Listed entries start

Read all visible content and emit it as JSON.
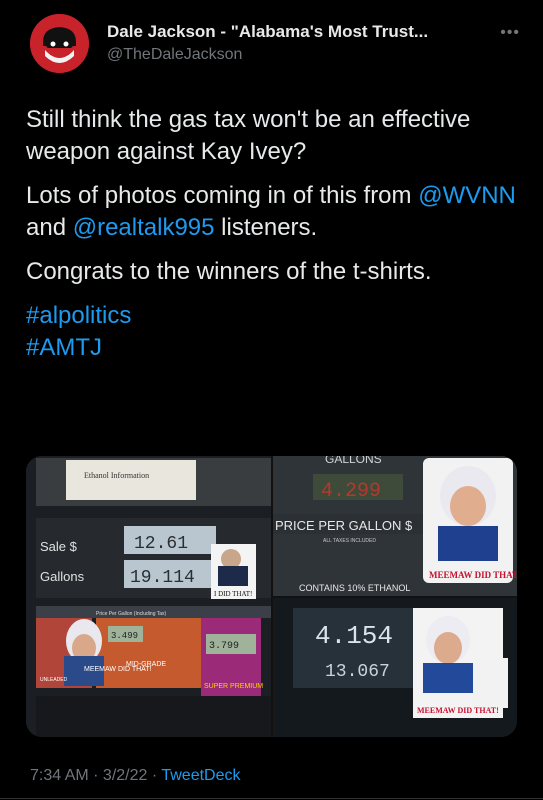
{
  "author": {
    "display_name": "Dale Jackson - \"Alabama's Most Trust...",
    "handle": "@TheDaleJackson",
    "more_label": "•••"
  },
  "tweet": {
    "line1": "Still think the gas tax won't be an effective weapon against Kay Ivey?",
    "line2_pre": "Lots of photos coming in of this from ",
    "mention1": "@WVNN",
    "line2_mid": " and ",
    "mention2": "@realtalk995",
    "line2_post": " listeners.",
    "line3": "Congrats to the winners of the t-shirts.",
    "hashtag1": "#alpolitics",
    "hashtag2": "#AMTJ"
  },
  "photos": {
    "p1": {
      "ethanol_title": "Ethanol Information",
      "sale_label": "Sale $",
      "sale_value": "12.61",
      "gallons_label": "Gallons",
      "gallons_value": "19.114",
      "sticker_text": "I DID THAT!",
      "price_strip": "Price Per Gallon (Including Tax)",
      "price_mid": "3.499",
      "price_right": "3.799",
      "grade_unleaded": "UNLEADED",
      "grade_mid": "MID-GRADE",
      "grade_premium": "SUPER PREMIUM",
      "sticker_meemaw": "MEEMAW DID THAT!"
    },
    "p2": {
      "gallons_label": "GALLONS",
      "price_value": "4.299",
      "price_per_gallon": "PRICE PER GALLON $",
      "taxes": "ALL TAXES INCLUDED",
      "ethanol": "CONTAINS 10% ETHANOL",
      "sticker_meemaw": "MEEMAW DID THAT!"
    },
    "p3": {
      "price_value": "4.154",
      "second_value": "13.067",
      "sticker_meemaw": "MEEMAW DID THAT!"
    }
  },
  "footer": {
    "time": "7:34 AM",
    "separator1": " · ",
    "date": "3/2/22",
    "separator2": " · ",
    "source": "TweetDeck"
  },
  "colors": {
    "background": "#000000",
    "text": "#e7e9ea",
    "muted": "#71767b",
    "link": "#1d9bf0",
    "avatar_red": "#c8222a"
  }
}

Listed entries end

(Exercise details): Reproduce the material in full, word for word, and omit the pictures.

(Expected output):
Read all visible content and emit it as JSON.
{
  "author": {
    "display_name": "Dale Jackson - \"Alabama's Most Trust...",
    "handle": "@TheDaleJackson",
    "more_label": "•••"
  },
  "tweet": {
    "line1": "Still think the gas tax won't be an effective weapon against Kay Ivey?",
    "line2_pre": "Lots of photos coming in of this from ",
    "mention1": "@WVNN",
    "line2_mid": " and ",
    "mention2": "@realtalk995",
    "line2_post": " listeners.",
    "line3": "Congrats to the winners of the t-shirts.",
    "hashtag1": "#alpolitics",
    "hashtag2": "#AMTJ"
  },
  "photos": {
    "p1": {
      "ethanol_title": "Ethanol Information",
      "sale_label": "Sale $",
      "sale_value": "12.61",
      "gallons_label": "Gallons",
      "gallons_value": "19.114",
      "sticker_text": "I DID THAT!",
      "price_strip": "Price Per Gallon (Including Tax)",
      "price_mid": "3.499",
      "price_right": "3.799",
      "grade_unleaded": "UNLEADED",
      "grade_mid": "MID-GRADE",
      "grade_premium": "SUPER PREMIUM",
      "sticker_meemaw": "MEEMAW DID THAT!"
    },
    "p2": {
      "gallons_label": "GALLONS",
      "price_value": "4.299",
      "price_per_gallon": "PRICE PER GALLON $",
      "taxes": "ALL TAXES INCLUDED",
      "ethanol": "CONTAINS 10% ETHANOL",
      "sticker_meemaw": "MEEMAW DID THAT!"
    },
    "p3": {
      "price_value": "4.154",
      "second_value": "13.067",
      "sticker_meemaw": "MEEMAW DID THAT!"
    }
  },
  "footer": {
    "time": "7:34 AM",
    "separator1": " · ",
    "date": "3/2/22",
    "separator2": " · ",
    "source": "TweetDeck"
  },
  "colors": {
    "background": "#000000",
    "text": "#e7e9ea",
    "muted": "#71767b",
    "link": "#1d9bf0",
    "avatar_red": "#c8222a"
  }
}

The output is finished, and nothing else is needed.